* **Required work**
Find each line containing the string "this" and return it.

* **Material**
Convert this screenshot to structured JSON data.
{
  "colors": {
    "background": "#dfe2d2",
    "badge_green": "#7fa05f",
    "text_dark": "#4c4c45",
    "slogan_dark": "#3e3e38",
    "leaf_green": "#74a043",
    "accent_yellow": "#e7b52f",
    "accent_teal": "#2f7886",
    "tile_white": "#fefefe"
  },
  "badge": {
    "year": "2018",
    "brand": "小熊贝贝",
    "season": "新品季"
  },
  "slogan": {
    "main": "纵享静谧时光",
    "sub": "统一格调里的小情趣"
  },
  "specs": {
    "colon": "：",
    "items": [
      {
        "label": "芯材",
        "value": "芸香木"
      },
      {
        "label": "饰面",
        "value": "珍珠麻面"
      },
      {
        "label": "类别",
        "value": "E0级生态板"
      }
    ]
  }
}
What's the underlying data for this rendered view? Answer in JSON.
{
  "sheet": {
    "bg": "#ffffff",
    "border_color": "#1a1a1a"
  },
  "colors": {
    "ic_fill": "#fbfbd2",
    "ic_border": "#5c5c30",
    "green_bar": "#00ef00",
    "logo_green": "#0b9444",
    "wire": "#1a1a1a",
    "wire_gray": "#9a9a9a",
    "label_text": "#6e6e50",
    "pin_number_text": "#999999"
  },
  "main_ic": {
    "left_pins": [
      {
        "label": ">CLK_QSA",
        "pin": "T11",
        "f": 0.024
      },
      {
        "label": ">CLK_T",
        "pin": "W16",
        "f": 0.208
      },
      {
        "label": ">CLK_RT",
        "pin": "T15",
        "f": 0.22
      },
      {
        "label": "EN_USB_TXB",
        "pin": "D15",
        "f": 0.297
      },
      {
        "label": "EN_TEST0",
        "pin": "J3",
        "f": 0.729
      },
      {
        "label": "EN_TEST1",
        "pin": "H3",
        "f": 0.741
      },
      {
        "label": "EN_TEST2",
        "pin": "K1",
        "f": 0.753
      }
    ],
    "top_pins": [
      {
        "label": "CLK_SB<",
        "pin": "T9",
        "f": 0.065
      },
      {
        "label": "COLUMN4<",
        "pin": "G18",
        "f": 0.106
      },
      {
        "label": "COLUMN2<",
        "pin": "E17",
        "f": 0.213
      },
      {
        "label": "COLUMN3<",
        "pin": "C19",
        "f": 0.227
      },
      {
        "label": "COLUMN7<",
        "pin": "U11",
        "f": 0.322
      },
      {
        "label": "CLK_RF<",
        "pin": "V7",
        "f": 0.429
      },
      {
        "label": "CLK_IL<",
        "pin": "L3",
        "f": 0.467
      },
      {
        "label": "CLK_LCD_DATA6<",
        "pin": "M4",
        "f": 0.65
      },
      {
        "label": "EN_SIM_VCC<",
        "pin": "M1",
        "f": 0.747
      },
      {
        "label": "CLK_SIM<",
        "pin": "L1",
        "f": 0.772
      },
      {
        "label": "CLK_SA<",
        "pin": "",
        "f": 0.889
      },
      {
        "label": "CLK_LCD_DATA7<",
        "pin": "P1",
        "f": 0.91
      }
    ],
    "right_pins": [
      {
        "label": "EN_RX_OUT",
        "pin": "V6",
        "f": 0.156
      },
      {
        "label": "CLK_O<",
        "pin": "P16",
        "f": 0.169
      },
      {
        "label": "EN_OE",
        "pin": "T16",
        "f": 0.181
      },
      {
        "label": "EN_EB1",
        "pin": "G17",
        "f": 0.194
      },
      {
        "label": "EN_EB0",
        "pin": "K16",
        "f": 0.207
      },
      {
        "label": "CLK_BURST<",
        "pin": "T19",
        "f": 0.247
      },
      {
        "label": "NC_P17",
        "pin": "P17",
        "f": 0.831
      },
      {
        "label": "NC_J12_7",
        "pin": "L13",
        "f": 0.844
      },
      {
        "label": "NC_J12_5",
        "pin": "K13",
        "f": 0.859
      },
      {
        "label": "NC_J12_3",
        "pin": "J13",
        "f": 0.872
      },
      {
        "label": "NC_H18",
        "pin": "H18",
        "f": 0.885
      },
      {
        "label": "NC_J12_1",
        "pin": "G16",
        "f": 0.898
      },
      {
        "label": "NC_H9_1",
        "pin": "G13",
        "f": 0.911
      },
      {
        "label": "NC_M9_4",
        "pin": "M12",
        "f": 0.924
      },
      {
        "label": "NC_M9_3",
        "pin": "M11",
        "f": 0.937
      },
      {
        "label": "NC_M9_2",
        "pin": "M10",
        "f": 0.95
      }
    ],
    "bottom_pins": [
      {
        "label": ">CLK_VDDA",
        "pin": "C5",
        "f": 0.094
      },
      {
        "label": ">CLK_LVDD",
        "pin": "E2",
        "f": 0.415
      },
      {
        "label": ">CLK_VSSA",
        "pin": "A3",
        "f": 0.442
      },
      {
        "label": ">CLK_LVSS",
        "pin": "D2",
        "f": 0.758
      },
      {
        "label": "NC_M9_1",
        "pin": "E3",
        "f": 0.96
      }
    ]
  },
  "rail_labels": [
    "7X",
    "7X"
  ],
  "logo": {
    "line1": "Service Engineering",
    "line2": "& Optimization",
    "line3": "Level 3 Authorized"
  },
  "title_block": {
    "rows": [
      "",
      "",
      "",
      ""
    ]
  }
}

* **Final result**
Convert this screenshot to structured JSON data.
What's the underlying data for this rendered view? Answer in JSON.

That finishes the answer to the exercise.